**What you will do:** Scan the entries that follow for the word "this", then report every line in which it appears.

**Data records:**
* * *

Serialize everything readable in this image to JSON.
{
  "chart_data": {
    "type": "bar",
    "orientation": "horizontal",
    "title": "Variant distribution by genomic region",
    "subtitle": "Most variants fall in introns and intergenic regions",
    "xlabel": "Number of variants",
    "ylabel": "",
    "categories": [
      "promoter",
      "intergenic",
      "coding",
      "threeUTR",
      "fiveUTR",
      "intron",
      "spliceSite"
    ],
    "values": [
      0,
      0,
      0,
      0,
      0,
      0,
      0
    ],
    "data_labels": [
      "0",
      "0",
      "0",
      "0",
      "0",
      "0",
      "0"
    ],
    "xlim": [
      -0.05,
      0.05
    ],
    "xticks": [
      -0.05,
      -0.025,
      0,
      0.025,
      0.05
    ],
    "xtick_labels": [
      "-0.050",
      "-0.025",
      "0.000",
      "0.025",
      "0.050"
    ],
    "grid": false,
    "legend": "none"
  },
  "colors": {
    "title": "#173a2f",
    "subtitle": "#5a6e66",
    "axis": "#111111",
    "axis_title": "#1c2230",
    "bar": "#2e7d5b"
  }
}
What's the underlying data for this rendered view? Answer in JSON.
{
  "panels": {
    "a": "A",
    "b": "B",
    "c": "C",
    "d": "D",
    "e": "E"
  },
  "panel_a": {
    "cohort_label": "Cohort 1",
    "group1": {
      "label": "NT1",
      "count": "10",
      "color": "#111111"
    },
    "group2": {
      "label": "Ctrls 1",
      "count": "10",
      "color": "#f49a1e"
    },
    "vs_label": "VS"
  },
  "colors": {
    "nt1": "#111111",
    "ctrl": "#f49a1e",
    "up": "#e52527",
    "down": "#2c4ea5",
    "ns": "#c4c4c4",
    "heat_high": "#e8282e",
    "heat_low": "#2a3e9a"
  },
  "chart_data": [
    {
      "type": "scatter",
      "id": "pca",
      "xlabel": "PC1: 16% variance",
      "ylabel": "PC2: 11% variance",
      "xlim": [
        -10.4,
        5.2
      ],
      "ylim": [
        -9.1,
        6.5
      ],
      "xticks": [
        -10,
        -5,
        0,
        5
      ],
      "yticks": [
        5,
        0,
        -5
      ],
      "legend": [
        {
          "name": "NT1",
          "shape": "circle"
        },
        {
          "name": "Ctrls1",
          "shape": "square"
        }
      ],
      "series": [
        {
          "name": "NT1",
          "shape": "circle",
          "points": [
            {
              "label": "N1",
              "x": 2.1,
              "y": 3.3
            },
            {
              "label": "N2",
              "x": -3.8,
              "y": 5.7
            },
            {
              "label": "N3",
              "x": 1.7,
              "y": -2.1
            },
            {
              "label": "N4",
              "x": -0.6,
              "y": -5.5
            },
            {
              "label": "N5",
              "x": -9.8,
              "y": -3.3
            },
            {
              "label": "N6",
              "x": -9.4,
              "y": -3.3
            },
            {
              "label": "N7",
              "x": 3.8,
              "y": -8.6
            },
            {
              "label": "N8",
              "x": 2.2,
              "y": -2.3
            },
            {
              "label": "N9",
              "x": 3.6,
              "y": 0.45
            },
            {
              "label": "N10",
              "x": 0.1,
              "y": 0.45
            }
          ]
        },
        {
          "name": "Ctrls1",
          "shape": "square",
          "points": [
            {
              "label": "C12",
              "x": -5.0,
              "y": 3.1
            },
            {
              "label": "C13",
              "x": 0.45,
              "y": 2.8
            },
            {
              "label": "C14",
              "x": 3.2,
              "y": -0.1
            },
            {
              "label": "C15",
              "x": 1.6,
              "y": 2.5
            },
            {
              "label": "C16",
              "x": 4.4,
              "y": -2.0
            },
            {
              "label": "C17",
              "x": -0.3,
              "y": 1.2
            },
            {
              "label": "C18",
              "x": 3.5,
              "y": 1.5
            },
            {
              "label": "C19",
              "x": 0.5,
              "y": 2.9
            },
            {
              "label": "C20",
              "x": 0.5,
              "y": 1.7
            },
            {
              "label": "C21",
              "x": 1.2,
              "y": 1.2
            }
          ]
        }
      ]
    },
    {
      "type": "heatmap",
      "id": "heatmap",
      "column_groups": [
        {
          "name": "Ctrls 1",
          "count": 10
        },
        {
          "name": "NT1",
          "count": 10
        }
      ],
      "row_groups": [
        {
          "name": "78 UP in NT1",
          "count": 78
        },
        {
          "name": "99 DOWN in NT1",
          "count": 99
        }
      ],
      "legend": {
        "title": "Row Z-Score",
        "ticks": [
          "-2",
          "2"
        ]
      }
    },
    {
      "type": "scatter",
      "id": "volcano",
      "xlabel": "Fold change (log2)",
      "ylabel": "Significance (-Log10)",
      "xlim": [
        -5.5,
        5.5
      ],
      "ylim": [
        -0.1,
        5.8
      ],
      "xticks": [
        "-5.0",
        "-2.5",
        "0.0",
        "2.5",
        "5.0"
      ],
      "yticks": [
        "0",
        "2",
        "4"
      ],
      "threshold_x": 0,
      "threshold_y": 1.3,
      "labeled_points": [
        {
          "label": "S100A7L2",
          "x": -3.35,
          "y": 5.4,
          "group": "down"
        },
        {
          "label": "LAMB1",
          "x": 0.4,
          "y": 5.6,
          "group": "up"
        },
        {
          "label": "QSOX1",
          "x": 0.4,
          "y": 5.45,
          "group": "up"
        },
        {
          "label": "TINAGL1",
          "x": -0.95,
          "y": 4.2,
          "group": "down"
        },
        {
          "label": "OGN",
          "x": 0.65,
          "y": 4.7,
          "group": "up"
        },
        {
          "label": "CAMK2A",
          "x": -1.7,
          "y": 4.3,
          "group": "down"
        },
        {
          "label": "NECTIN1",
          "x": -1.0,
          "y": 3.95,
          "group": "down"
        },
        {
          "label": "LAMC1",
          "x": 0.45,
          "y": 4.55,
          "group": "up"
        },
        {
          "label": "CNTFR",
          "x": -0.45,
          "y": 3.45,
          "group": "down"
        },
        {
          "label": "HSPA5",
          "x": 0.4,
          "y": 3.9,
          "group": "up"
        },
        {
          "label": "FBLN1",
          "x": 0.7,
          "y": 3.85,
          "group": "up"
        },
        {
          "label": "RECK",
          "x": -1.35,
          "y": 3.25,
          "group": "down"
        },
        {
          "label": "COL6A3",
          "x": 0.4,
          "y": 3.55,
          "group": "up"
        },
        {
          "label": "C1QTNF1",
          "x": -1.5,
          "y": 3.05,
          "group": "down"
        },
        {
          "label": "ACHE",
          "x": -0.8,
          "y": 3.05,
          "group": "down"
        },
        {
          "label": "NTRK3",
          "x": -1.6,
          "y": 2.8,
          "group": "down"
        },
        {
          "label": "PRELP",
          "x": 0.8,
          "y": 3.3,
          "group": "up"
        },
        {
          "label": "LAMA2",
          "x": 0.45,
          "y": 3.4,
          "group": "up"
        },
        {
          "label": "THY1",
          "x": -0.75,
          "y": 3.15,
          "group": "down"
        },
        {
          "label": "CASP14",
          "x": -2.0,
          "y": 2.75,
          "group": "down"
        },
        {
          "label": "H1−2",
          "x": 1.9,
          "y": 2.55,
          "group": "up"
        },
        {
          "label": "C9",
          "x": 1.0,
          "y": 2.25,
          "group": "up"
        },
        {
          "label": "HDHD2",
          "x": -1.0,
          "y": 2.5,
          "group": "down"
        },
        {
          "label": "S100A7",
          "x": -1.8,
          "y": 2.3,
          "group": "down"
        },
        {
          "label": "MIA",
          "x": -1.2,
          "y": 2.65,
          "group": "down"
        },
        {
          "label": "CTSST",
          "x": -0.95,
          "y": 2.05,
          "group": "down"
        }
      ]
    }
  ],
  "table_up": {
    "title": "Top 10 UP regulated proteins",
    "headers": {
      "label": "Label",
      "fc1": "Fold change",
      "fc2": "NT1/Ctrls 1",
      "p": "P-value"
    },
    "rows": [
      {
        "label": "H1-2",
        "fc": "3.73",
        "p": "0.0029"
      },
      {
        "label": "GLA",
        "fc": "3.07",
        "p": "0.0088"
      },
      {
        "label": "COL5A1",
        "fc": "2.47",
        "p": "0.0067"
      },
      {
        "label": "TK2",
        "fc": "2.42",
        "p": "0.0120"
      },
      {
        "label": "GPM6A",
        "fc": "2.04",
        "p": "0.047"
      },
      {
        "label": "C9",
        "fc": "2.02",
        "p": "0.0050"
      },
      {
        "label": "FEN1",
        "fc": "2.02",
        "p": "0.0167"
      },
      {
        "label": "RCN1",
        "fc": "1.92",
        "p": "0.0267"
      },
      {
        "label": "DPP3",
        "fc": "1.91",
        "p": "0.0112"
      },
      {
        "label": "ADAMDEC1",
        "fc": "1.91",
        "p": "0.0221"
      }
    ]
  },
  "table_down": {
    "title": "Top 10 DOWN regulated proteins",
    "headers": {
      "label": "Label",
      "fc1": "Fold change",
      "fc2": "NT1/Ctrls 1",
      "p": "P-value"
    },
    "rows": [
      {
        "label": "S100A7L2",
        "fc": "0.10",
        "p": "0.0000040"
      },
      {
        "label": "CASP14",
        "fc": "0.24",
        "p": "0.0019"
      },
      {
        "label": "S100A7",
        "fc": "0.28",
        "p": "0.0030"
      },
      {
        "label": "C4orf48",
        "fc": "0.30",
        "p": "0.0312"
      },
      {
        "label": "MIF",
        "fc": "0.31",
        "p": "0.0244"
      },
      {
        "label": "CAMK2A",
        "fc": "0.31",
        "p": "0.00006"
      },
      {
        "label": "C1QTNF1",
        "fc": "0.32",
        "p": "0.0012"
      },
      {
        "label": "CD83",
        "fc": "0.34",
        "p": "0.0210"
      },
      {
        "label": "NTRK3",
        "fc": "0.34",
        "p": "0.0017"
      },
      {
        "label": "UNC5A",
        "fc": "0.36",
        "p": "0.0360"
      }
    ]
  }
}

* * *

**Output of the task:**
Serialize everything readable in this image to JSON.
What's the underlying data for this rendered view? Answer in JSON.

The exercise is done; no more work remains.